**** Information provided

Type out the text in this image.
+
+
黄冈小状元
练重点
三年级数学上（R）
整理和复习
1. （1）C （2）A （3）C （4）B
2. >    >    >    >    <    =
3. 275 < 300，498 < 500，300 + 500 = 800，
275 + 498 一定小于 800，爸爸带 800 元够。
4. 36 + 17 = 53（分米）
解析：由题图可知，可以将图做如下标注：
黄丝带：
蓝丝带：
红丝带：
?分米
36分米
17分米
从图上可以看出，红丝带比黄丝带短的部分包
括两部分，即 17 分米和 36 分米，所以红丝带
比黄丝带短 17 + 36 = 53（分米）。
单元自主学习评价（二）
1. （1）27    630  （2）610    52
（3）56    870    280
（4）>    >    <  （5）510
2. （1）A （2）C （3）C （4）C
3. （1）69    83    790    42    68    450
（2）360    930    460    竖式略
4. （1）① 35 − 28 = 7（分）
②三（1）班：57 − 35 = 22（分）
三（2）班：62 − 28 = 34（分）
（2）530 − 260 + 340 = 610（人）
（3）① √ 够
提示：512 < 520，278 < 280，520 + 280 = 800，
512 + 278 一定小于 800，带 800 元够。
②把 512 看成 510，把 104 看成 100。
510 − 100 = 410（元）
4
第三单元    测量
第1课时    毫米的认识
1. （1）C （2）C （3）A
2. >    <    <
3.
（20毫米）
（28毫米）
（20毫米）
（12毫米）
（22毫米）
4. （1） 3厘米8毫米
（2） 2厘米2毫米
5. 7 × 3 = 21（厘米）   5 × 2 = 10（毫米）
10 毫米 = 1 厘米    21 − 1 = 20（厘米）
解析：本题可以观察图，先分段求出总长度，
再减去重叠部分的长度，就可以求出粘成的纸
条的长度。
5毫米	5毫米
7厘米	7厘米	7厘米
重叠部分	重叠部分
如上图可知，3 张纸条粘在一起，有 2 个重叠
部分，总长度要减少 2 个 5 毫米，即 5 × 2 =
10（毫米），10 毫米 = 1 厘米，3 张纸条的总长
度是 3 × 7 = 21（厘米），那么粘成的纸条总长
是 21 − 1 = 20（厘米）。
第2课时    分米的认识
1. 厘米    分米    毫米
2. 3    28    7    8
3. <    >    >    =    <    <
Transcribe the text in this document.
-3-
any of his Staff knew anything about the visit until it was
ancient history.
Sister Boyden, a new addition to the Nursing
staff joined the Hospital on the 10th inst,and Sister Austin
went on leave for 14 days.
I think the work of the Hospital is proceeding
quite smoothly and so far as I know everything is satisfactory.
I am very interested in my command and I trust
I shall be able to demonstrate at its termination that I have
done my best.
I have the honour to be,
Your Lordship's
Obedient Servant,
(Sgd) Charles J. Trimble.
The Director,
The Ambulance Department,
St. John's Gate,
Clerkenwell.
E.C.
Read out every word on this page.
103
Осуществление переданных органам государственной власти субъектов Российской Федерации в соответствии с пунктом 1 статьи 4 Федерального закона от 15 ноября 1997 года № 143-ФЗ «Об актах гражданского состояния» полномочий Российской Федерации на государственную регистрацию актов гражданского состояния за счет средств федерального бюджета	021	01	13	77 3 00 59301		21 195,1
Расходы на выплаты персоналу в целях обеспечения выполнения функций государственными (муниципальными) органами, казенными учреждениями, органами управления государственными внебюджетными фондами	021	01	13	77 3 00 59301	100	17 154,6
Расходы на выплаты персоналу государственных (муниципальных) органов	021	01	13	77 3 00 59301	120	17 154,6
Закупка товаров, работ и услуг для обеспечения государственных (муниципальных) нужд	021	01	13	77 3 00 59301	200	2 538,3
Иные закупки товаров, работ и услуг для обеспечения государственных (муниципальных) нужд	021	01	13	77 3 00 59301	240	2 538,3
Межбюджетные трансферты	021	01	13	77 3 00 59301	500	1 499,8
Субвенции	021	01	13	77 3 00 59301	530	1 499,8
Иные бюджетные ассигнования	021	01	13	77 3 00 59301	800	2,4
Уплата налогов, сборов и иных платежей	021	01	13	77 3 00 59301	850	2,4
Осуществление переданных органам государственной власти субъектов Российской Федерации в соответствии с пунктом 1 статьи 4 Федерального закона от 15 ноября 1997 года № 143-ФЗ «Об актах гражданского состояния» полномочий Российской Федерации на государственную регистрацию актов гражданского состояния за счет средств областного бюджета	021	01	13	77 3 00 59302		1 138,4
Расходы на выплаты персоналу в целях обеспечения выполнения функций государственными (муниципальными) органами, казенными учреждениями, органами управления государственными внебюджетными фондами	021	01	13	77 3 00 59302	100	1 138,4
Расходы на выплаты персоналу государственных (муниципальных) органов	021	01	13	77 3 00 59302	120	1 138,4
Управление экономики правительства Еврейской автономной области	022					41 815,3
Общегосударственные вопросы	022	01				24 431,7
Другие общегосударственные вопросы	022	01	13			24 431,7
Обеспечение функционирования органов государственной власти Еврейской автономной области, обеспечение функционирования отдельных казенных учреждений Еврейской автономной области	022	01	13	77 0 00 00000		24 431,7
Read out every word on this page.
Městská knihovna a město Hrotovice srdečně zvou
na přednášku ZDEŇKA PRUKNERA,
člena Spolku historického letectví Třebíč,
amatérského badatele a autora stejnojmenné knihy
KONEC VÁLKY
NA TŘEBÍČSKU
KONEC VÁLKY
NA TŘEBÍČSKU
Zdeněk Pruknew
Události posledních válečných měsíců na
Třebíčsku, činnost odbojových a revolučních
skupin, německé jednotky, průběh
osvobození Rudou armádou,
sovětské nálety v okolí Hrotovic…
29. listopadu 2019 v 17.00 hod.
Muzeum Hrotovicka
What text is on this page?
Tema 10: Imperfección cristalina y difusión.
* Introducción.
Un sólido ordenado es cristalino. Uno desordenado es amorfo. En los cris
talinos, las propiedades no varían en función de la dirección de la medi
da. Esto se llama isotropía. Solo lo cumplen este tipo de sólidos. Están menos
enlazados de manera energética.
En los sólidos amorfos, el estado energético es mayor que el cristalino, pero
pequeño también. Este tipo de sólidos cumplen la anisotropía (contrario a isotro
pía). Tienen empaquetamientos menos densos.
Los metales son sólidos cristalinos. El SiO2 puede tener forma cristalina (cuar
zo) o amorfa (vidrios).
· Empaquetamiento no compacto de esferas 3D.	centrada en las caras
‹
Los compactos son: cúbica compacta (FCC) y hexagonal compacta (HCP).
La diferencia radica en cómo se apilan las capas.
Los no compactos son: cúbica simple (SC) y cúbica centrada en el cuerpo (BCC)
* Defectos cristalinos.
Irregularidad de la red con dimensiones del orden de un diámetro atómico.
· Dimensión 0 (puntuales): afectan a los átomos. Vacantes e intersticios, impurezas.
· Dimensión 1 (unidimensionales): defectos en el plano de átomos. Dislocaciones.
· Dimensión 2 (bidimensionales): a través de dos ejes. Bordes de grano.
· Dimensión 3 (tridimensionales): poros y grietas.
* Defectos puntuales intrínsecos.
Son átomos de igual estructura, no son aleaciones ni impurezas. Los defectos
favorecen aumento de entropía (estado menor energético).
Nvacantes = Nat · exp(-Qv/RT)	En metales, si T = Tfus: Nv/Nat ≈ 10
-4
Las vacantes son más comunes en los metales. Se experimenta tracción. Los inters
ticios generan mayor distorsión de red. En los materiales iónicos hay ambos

********

Task statement:
All of the entries above need to be reproduced exactly.

Exercise solution:
Type out the text in this image.
+
+
黄冈小状元
练重点
三年级数学上（R）
整理和复习
1. （1）C （2）A （3）C （4）B
2. >    >    >    >    <    =
3. 275 < 300，498 < 500，300 + 500 = 800，
275 + 498 一定小于 800，爸爸带 800 元够。
4. 36 + 17 = 53（分米）
解析：由题图可知，可以将图做如下标注：
黄丝带：
蓝丝带：
红丝带：
?分米
36分米
17分米
从图上可以看出，红丝带比黄丝带短的部分包
括两部分，即 17 分米和 36 分米，所以红丝带
比黄丝带短 17 + 36 = 53（分米）。
单元自主学习评价（二）
1. （1）27    630  （2）610    52
（3）56    870    280
（4）>    >    <  （5）510
2. （1）A （2）C （3）C （4）C
3. （1）69    83    790    42    68    450
（2）360    930    460    竖式略
4. （1）① 35 − 28 = 7（分）
②三（1）班：57 − 35 = 22（分）
三（2）班：62 − 28 = 34（分）
（2）530 − 260 + 340 = 610（人）
（3）① √ 够
提示：512 < 520，278 < 280，520 + 280 = 800，
512 + 278 一定小于 800，带 800 元够。
②把 512 看成 510，把 104 看成 100。
510 − 100 = 410（元）
4
第三单元    测量
第1课时    毫米的认识
1. （1）C （2）C （3）A
2. >    <    <
3.
（20毫米）
（28毫米）
（20毫米）
（12毫米）
（22毫米）
4. （1） 3厘米8毫米
（2） 2厘米2毫米
5. 7 × 3 = 21（厘米）   5 × 2 = 10（毫米）
10 毫米 = 1 厘米    21 − 1 = 20（厘米）
解析：本题可以观察图，先分段求出总长度，
再减去重叠部分的长度，就可以求出粘成的纸
条的长度。
5毫米	5毫米
7厘米	7厘米	7厘米
重叠部分	重叠部分
如上图可知，3 张纸条粘在一起，有 2 个重叠
部分，总长度要减少 2 个 5 毫米，即 5 × 2 =
10（毫米），10 毫米 = 1 厘米，3 张纸条的总长
度是 3 × 7 = 21（厘米），那么粘成的纸条总长
是 21 − 1 = 20（厘米）。
第2课时    分米的认识
1. 厘米    分米    毫米
2. 3    28    7    8
3. <    >    >    =    <    <
Transcribe the text in this document.
-3-
any of his Staff knew anything about the visit until it was
ancient history.
Sister Boyden, a new addition to the Nursing
staff joined the Hospital on the 10th inst,and Sister Austin
went on leave for 14 days.
I think the work of the Hospital is proceeding
quite smoothly and so far as I know everything is satisfactory.
I am very interested in my command and I trust
I shall be able to demonstrate at its termination that I have
done my best.
I have the honour to be,
Your Lordship's
Obedient Servant,
(Sgd) Charles J. Trimble.
The Director,
The Ambulance Department,
St. John's Gate,
Clerkenwell.
E.C.
Read out every word on this page.
103
Осуществление переданных органам государственной власти субъектов Российской Федерации в соответствии с пунктом 1 статьи 4 Федерального закона от 15 ноября 1997 года № 143-ФЗ «Об актах гражданского состояния» полномочий Российской Федерации на государственную регистрацию актов гражданского состояния за счет средств федерального бюджета	021	01	13	77 3 00 59301		21 195,1
Расходы на выплаты персоналу в целях обеспечения выполнения функций государственными (муниципальными) органами, казенными учреждениями, органами управления государственными внебюджетными фондами	021	01	13	77 3 00 59301	100	17 154,6
Расходы на выплаты персоналу государственных (муниципальных) органов	021	01	13	77 3 00 59301	120	17 154,6
Закупка товаров, работ и услуг для обеспечения государственных (муниципальных) нужд	021	01	13	77 3 00 59301	200	2 538,3
Иные закупки товаров, работ и услуг для обеспечения государственных (муниципальных) нужд	021	01	13	77 3 00 59301	240	2 538,3
Межбюджетные трансферты	021	01	13	77 3 00 59301	500	1 499,8
Субвенции	021	01	13	77 3 00 59301	530	1 499,8
Иные бюджетные ассигнования	021	01	13	77 3 00 59301	800	2,4
Уплата налогов, сборов и иных платежей	021	01	13	77 3 00 59301	850	2,4
Осуществление переданных органам государственной власти субъектов Российской Федерации в соответствии с пунктом 1 статьи 4 Федерального закона от 15 ноября 1997 года № 143-ФЗ «Об актах гражданского состояния» полномочий Российской Федерации на государственную регистрацию актов гражданского состояния за счет средств областного бюджета	021	01	13	77 3 00 59302		1 138,4
Расходы на выплаты персоналу в целях обеспечения выполнения функций государственными (муниципальными) органами, казенными учреждениями, органами управления государственными внебюджетными фондами	021	01	13	77 3 00 59302	100	1 138,4
Расходы на выплаты персоналу государственных (муниципальных) органов	021	01	13	77 3 00 59302	120	1 138,4
Управление экономики правительства Еврейской автономной области	022					41 815,3
Общегосударственные вопросы	022	01				24 431,7
Другие общегосударственные вопросы	022	01	13			24 431,7
Обеспечение функционирования органов государственной власти Еврейской автономной области, обеспечение функционирования отдельных казенных учреждений Еврейской автономной области	022	01	13	77 0 00 00000		24 431,7
Read out every word on this page.
Městská knihovna a město Hrotovice srdečně zvou
na přednášku ZDEŇKA PRUKNERA,
člena Spolku historického letectví Třebíč,
amatérského badatele a autora stejnojmenné knihy
KONEC VÁLKY
NA TŘEBÍČSKU
KONEC VÁLKY
NA TŘEBÍČSKU
Zdeněk Pruknew
Události posledních válečných měsíců na
Třebíčsku, činnost odbojových a revolučních
skupin, německé jednotky, průběh
osvobození Rudou armádou,
sovětské nálety v okolí Hrotovic…
29. listopadu 2019 v 17.00 hod.
Muzeum Hrotovicka
What text is on this page?
Tema 10: Imperfección cristalina y difusión.
* Introducción.
Un sólido ordenado es cristalino. Uno desordenado es amorfo. En los cris
talinos, las propiedades no varían en función de la dirección de la medi
da. Esto se llama isotropía. Solo lo cumplen este tipo de sólidos. Están menos
enlazados de manera energética.
En los sólidos amorfos, el estado energético es mayor que el cristalino, pero
pequeño también. Este tipo de sólidos cumplen la anisotropía (contrario a isotro
pía). Tienen empaquetamientos menos densos.
Los metales son sólidos cristalinos. El SiO2 puede tener forma cristalina (cuar
zo) o amorfa (vidrios).
· Empaquetamiento no compacto de esferas 3D.	centrada en las caras
‹
Los compactos son: cúbica compacta (FCC) y hexagonal compacta (HCP).
La diferencia radica en cómo se apilan las capas.
Los no compactos son: cúbica simple (SC) y cúbica centrada en el cuerpo (BCC)
* Defectos cristalinos.
Irregularidad de la red con dimensiones del orden de un diámetro atómico.
· Dimensión 0 (puntuales): afectan a los átomos. Vacantes e intersticios, impurezas.
· Dimensión 1 (unidimensionales): defectos en el plano de átomos. Dislocaciones.
· Dimensión 2 (bidimensionales): a través de dos ejes. Bordes de grano.
· Dimensión 3 (tridimensionales): poros y grietas.
* Defectos puntuales intrínsecos.
Son átomos de igual estructura, no son aleaciones ni impurezas. Los defectos
favorecen aumento de entropía (estado menor energético).
Nvacantes = Nat · exp(-Qv/RT)	En metales, si T = Tfus: Nv/Nat ≈ 10
-4
Las vacantes son más comunes en los metales. Se experimenta tracción. Los inters
ticios generan mayor distorsión de red. En los materiales iónicos hay ambos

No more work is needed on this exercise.